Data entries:
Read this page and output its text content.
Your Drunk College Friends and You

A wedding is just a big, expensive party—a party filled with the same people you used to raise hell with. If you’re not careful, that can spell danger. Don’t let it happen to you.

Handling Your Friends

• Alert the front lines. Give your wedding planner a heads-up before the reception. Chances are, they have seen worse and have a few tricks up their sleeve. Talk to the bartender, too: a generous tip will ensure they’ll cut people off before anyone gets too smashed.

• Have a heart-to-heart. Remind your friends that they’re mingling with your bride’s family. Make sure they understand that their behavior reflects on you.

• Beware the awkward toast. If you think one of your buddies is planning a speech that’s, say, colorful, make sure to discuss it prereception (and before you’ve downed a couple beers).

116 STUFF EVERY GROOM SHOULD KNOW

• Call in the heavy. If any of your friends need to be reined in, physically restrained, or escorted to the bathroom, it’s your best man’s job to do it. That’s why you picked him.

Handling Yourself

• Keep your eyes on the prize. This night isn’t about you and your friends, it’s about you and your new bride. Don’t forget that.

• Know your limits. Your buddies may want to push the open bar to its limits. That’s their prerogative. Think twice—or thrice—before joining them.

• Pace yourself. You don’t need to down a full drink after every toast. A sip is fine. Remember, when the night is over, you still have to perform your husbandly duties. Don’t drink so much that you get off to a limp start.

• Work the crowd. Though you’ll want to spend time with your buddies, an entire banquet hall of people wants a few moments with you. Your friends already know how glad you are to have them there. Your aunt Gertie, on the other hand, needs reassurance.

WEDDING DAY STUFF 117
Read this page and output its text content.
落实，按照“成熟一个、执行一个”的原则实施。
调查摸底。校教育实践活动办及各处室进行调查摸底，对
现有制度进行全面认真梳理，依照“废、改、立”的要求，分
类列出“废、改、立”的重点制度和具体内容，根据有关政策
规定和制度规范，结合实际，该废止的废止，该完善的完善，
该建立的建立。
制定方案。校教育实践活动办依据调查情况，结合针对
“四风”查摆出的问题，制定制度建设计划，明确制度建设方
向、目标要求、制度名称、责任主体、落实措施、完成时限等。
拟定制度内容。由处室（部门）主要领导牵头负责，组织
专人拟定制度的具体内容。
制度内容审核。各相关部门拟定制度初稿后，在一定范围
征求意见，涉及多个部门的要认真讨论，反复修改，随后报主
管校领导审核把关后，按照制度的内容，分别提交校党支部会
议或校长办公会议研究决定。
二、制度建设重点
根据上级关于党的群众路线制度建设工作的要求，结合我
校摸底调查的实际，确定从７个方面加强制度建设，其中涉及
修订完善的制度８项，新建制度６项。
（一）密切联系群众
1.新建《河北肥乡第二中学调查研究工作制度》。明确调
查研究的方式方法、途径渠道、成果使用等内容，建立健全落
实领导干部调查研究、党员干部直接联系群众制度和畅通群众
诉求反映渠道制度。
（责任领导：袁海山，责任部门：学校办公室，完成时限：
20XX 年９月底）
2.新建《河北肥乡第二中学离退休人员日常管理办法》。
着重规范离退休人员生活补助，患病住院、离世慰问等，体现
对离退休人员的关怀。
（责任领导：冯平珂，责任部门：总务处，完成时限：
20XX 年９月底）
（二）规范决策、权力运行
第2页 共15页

**TASK DETAILS**: Report only the number of lines in the records that include the word "with".

**EXPECTED ANSWER**: 3